> _THE PROBLEM_: Look through the data below. Pick out the lines holding the string "tecnico".

> _SOURCE RECORDS_:
· · · · ·
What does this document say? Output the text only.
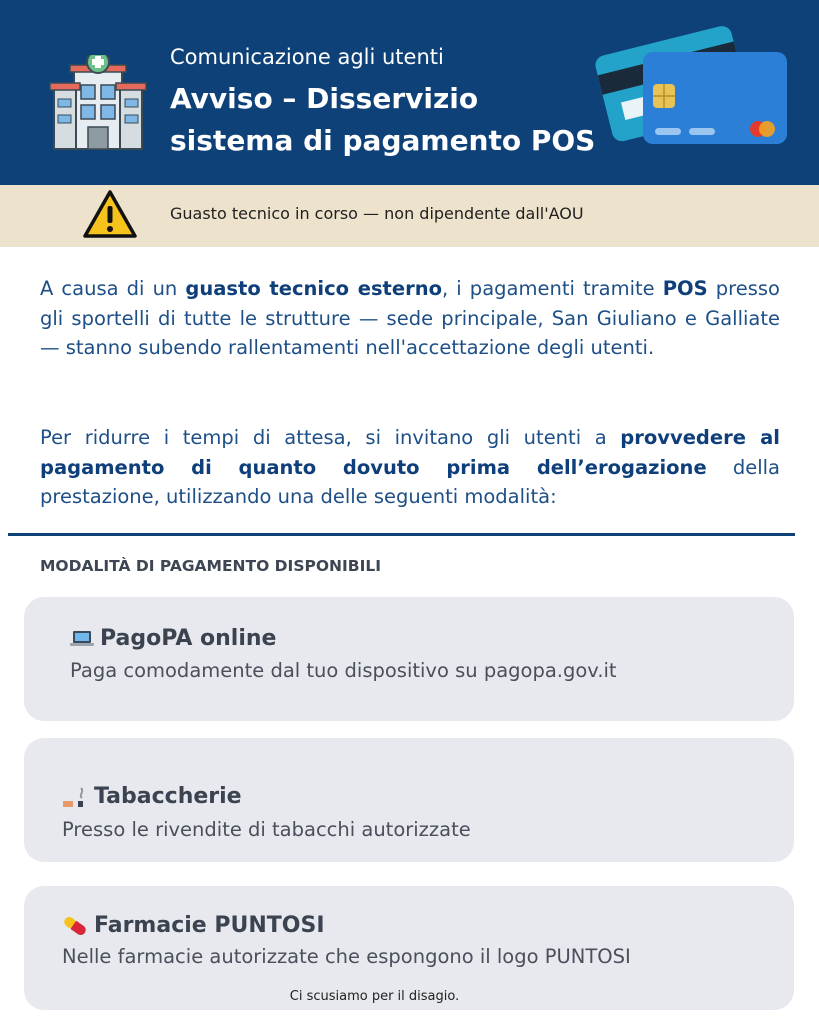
Comunicazione agli utenti
Avviso – Disservizio
sistema di pagamento POS
Guasto tecnico in corso — non dipendente dall'AOU
A causa di un guasto tecnico esterno, i pagamenti tramite POS presso gli sportelli di tutte le strutture — sede principale, San Giuliano e Galliate — stanno subendo rallentamenti nell'accettazione degli utenti.
Per ridurre i tempi di attesa, si invitano gli utenti a provvedere al pagamento di quanto dovuto prima dell’erogazione della prestazione, utilizzando una delle seguenti modalità:
MODALITÀ DI PAGAMENTO DISPONIBILI
PagoPA online
Paga comodamente dal tuo dispositivo su pagopa.gov.it
Tabaccherie
Presso le rivendite di tabacchi autorizzate
Farmacie PUNTOSI
Nelle farmacie autorizzate che espongono il logo PUNTOSI
Ci scusiamo per il disagio.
· · · · ·
> _PROBLEM SOLUTION_:
Guasto tecnico in corso — non dipendente dall'AOU
A causa di un guasto tecnico esterno, i pagamenti tramite POS presso gli sportelli di tutte le strutture — sede principale, San Giuliano e Galliate — stanno subendo rallentamenti nell'accettazione degli utenti.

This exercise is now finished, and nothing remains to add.